--- Begin DATA LINES ---
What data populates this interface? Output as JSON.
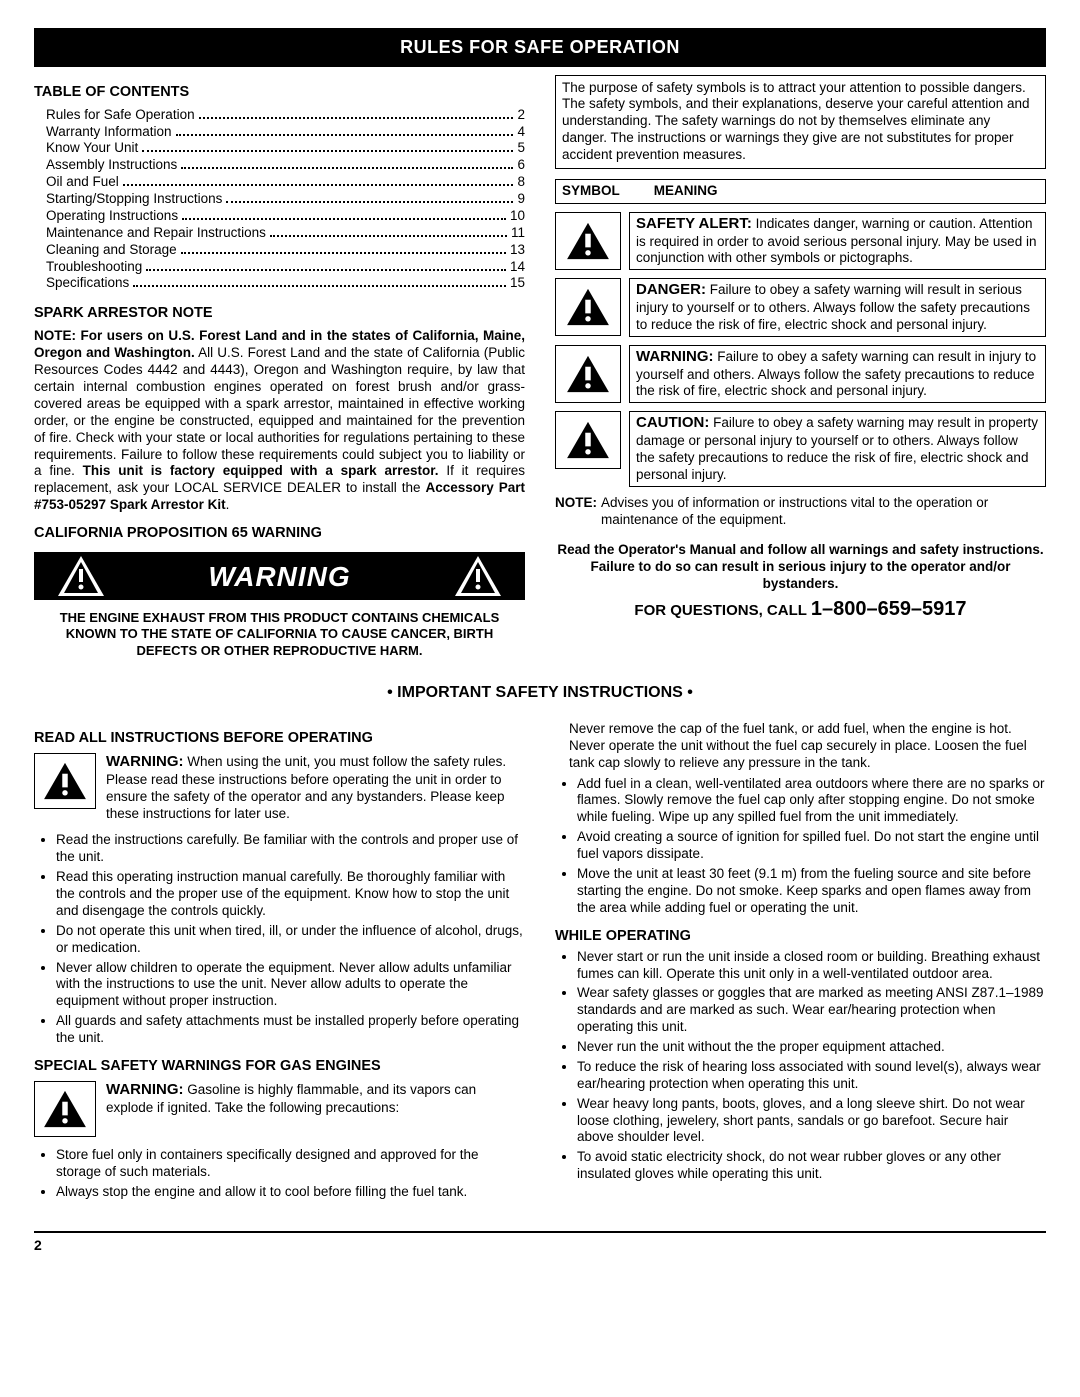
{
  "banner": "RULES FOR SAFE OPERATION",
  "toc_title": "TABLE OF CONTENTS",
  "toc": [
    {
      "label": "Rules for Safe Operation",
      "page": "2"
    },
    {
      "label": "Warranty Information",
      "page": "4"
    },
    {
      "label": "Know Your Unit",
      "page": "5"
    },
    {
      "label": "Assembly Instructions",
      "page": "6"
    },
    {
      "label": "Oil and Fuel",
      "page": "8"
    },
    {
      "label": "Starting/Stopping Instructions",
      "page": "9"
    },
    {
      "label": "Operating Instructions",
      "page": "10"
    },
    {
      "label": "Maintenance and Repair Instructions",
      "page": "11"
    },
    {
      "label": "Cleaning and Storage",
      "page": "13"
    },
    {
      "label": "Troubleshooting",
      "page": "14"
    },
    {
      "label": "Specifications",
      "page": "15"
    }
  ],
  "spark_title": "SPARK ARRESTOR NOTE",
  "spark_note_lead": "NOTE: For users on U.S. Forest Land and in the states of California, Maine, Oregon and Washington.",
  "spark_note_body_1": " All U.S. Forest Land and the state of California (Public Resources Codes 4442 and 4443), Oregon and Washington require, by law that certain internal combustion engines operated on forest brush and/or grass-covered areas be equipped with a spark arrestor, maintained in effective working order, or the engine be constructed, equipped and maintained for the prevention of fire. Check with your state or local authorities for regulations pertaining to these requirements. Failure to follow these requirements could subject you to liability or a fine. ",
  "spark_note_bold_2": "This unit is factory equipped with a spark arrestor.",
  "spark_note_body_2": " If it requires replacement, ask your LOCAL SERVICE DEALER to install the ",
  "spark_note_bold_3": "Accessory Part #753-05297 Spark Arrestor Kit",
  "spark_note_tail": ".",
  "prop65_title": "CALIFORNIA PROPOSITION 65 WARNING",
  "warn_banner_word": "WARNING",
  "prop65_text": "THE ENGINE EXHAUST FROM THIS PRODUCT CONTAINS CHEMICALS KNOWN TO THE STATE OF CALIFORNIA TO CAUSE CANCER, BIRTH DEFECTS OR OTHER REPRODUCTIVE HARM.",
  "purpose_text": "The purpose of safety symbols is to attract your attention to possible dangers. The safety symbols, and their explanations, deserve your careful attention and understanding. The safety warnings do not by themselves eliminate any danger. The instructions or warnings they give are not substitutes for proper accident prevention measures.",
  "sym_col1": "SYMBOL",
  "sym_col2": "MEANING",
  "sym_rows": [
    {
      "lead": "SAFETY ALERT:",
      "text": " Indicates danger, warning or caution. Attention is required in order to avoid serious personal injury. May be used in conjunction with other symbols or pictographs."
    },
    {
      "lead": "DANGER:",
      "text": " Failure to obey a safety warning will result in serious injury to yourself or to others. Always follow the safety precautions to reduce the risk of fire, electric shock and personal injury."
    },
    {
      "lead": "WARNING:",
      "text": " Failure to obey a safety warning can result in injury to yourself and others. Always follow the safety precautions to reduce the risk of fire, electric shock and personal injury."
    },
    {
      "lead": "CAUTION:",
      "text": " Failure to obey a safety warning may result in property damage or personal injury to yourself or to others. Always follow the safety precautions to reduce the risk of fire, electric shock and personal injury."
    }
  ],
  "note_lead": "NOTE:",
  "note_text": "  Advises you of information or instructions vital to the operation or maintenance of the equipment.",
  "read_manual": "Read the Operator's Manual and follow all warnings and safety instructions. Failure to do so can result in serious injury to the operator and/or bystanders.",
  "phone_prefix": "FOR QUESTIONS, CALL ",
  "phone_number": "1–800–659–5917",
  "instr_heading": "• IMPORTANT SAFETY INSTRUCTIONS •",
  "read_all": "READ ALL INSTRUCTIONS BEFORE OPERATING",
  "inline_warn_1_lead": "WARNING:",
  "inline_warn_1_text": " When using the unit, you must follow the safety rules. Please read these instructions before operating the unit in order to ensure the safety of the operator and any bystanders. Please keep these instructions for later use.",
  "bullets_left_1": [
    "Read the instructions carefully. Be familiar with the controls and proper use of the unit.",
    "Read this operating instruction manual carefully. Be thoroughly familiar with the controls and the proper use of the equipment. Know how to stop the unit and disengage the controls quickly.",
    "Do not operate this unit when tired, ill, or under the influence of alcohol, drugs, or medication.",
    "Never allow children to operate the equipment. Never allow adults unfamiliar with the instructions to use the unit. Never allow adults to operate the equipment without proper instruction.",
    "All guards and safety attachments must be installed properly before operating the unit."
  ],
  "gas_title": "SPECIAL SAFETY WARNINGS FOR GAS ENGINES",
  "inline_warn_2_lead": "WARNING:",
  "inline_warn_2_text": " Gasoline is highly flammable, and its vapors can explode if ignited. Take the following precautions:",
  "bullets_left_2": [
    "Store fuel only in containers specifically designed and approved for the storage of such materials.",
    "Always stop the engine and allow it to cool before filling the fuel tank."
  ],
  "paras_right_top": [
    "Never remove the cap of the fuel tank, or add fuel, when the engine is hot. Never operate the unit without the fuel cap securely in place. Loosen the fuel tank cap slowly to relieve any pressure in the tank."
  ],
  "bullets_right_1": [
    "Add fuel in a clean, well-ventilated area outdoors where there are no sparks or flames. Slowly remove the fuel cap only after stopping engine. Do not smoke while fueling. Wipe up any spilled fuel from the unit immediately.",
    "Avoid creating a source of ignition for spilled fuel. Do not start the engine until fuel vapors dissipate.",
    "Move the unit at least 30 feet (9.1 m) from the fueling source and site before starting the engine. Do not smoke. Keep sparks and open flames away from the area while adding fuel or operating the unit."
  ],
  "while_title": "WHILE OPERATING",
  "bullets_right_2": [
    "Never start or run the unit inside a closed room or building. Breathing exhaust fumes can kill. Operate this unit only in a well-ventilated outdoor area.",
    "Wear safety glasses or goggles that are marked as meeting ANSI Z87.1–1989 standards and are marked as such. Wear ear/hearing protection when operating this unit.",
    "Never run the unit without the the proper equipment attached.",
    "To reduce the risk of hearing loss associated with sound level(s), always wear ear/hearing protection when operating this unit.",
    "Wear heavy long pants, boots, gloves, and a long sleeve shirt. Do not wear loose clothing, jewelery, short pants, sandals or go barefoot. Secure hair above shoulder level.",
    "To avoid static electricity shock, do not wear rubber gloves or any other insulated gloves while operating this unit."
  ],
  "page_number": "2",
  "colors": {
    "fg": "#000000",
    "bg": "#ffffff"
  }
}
--- End DATA LINES ---
* [DO THIS] What is the number of lines in these records that contain "ventilated"? Reply with the number only.

* [FINAL RESULT] 2